Task requirements:
With the pictures left out, copy the listing below exactly.
○ ○ ○ ○ ○ ○ ○
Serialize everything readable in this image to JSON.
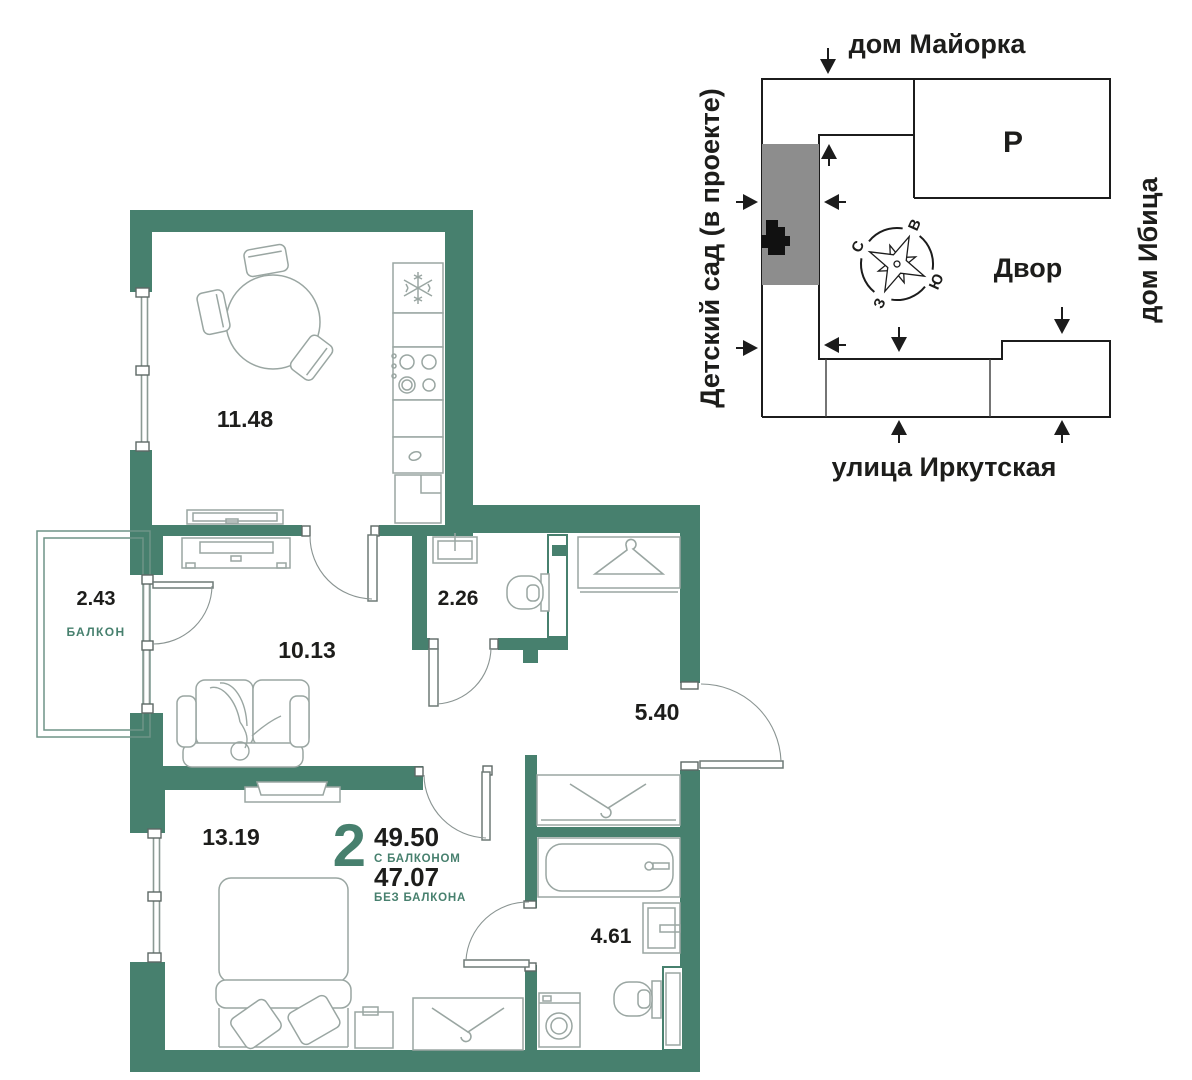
{
  "apartment": {
    "rooms_count": "2",
    "area_with_balcony": "49.50",
    "with_balcony_label": "С БАЛКОНОМ",
    "area_without_balcony": "47.07",
    "without_balcony_label": "БЕЗ БАЛКОНА"
  },
  "rooms": {
    "kitchen_area": "11.48",
    "balcony_area": "2.43",
    "balcony_label": "БАЛКОН",
    "living_area": "10.13",
    "wc_area": "2.26",
    "hallway_area": "5.40",
    "bedroom_area": "13.19",
    "bathroom_area": "4.61"
  },
  "site_plan": {
    "house_top": "дом Майорка",
    "house_right": "дом Ибица",
    "kindergarten": "Детский сад (в проекте)",
    "street": "улица Иркутская",
    "parking_label": "Р",
    "courtyard_label": "Двор",
    "compass": {
      "north": "С",
      "east": "В",
      "south": "Ю",
      "west": "З"
    }
  },
  "colors": {
    "wall": "#47806E",
    "accent_text": "#47806E",
    "furniture_line": "#9AA6A2",
    "site_line": "#1C1C1C",
    "building_gray": "#8D8D8D"
  }
}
○ ○ ○ ○ ○ ○ ○
Written answer:
Serialize everything readable in this image to JSON.
{
  "apartment": {
    "rooms_count": "2",
    "area_with_balcony": "49.50",
    "with_balcony_label": "С БАЛКОНОМ",
    "area_without_balcony": "47.07",
    "without_balcony_label": "БЕЗ БАЛКОНА"
  },
  "rooms": {
    "kitchen_area": "11.48",
    "balcony_area": "2.43",
    "balcony_label": "БАЛКОН",
    "living_area": "10.13",
    "wc_area": "2.26",
    "hallway_area": "5.40",
    "bedroom_area": "13.19",
    "bathroom_area": "4.61"
  },
  "site_plan": {
    "house_top": "дом Майорка",
    "house_right": "дом Ибица",
    "kindergarten": "Детский сад (в проекте)",
    "street": "улица Иркутская",
    "parking_label": "Р",
    "courtyard_label": "Двор",
    "compass": {
      "north": "С",
      "east": "В",
      "south": "Ю",
      "west": "З"
    }
  },
  "colors": {
    "wall": "#47806E",
    "accent_text": "#47806E",
    "furniture_line": "#9AA6A2",
    "site_line": "#1C1C1C",
    "building_gray": "#8D8D8D"
  }
}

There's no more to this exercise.